--- What the exercise asks ---
Without the pictures, print each of the records below exactly as it appears.
━━━━━━━━━━━━━━━━━━━━
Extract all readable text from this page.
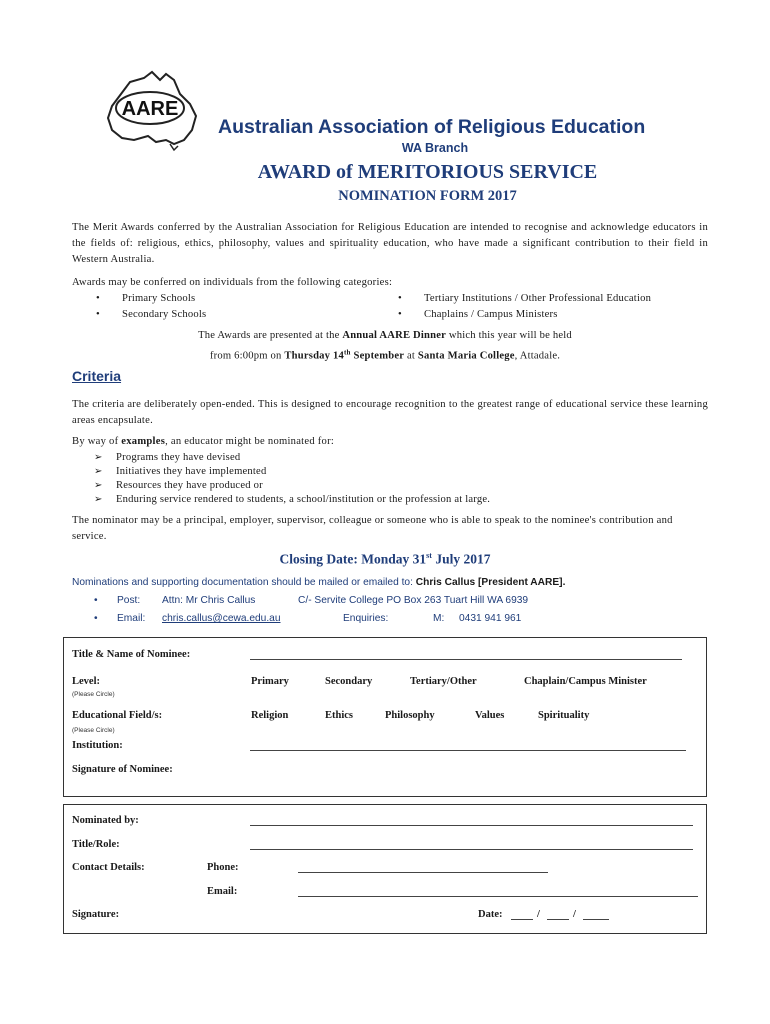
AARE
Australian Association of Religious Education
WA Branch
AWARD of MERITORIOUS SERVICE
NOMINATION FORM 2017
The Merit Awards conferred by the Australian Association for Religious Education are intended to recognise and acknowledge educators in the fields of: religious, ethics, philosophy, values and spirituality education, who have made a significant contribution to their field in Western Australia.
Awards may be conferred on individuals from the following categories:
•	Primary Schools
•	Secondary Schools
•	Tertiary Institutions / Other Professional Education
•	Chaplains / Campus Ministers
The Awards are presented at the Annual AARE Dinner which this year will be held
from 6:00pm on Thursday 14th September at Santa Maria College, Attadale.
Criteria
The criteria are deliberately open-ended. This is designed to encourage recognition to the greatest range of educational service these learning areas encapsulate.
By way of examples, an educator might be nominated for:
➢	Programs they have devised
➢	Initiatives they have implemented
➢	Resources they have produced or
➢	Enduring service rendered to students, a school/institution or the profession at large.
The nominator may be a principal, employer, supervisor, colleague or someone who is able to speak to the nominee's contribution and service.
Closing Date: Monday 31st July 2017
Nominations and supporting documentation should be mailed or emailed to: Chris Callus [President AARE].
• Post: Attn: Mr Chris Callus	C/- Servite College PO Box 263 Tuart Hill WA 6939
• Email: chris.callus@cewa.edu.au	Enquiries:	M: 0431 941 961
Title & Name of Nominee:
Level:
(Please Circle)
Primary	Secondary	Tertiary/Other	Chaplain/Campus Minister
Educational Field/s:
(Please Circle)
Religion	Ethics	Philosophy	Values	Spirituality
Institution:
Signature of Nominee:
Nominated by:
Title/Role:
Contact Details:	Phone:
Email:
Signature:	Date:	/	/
━━━━━━━━━━━━━━━━━━━━
--- Result for this task ---
Extract all readable text from this page.
AARE
Australian Association of Religious Education
WA Branch
AWARD of MERITORIOUS SERVICE
NOMINATION FORM 2017
The Merit Awards conferred by the Australian Association for Religious Education are intended to recognise and acknowledge educators in the fields of: religious, ethics, philosophy, values and spirituality education, who have made a significant contribution to their field in Western Australia.
Awards may be conferred on individuals from the following categories:
•	Primary Schools
•	Secondary Schools
•	Tertiary Institutions / Other Professional Education
•	Chaplains / Campus Ministers
The Awards are presented at the Annual AARE Dinner which this year will be held
from 6:00pm on Thursday 14th September at Santa Maria College, Attadale.
Criteria
The criteria are deliberately open-ended. This is designed to encourage recognition to the greatest range of educational service these learning areas encapsulate.
By way of examples, an educator might be nominated for:
➢	Programs they have devised
➢	Initiatives they have implemented
➢	Resources they have produced or
➢	Enduring service rendered to students, a school/institution or the profession at large.
The nominator may be a principal, employer, supervisor, colleague or someone who is able to speak to the nominee's contribution and service.
Closing Date: Monday 31st July 2017
Nominations and supporting documentation should be mailed or emailed to: Chris Callus [President AARE].
• Post: Attn: Mr Chris Callus	C/- Servite College PO Box 263 Tuart Hill WA 6939
• Email: chris.callus@cewa.edu.au	Enquiries:	M: 0431 941 961
Title & Name of Nominee:
Level:
(Please Circle)
Primary	Secondary	Tertiary/Other	Chaplain/Campus Minister
Educational Field/s:
(Please Circle)
Religion	Ethics	Philosophy	Values	Spirituality
Institution:
Signature of Nominee:
Nominated by:
Title/Role:
Contact Details:	Phone:
Email:
Signature:	Date:	/	/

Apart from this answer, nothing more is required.